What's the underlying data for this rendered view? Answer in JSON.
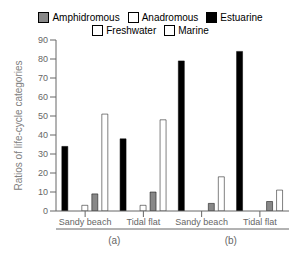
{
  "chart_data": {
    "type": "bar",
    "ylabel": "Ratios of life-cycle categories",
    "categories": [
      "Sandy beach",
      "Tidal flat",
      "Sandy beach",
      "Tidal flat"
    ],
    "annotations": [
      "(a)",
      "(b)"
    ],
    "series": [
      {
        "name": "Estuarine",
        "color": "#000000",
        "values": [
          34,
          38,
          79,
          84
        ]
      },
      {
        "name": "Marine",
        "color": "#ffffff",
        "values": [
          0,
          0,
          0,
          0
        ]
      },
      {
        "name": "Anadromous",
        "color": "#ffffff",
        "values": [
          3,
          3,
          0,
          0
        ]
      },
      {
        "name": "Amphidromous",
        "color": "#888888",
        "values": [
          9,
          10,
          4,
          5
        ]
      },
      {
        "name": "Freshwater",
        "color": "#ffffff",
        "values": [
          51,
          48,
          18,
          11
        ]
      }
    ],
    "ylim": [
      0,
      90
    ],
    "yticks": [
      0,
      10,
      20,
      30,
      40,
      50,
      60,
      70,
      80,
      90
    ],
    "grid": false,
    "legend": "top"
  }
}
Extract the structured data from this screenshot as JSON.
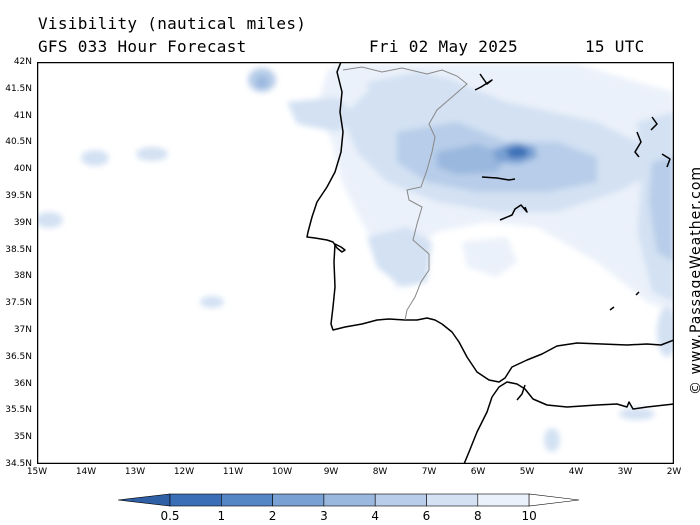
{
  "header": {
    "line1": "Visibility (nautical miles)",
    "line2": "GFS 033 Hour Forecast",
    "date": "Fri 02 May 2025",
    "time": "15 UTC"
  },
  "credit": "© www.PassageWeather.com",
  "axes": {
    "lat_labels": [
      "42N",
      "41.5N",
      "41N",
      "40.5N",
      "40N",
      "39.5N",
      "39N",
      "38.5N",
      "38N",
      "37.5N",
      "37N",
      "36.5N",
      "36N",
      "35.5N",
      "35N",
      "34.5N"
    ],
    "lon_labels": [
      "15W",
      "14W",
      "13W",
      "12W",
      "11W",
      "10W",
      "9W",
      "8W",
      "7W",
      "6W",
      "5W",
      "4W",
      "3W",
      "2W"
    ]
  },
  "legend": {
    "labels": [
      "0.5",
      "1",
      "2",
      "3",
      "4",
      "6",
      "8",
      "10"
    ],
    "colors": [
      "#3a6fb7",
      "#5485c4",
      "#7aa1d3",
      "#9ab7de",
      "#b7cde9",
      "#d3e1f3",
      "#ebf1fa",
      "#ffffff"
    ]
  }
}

**WRITTEN REQUEST:**
Review the preceding data and report every line that includes the string "JSON".

**WRITTEN SOLUTION:**
What's the underlying data for this rendered view? Answer in JSON.
Extract the structured data from this screenshot as JSON.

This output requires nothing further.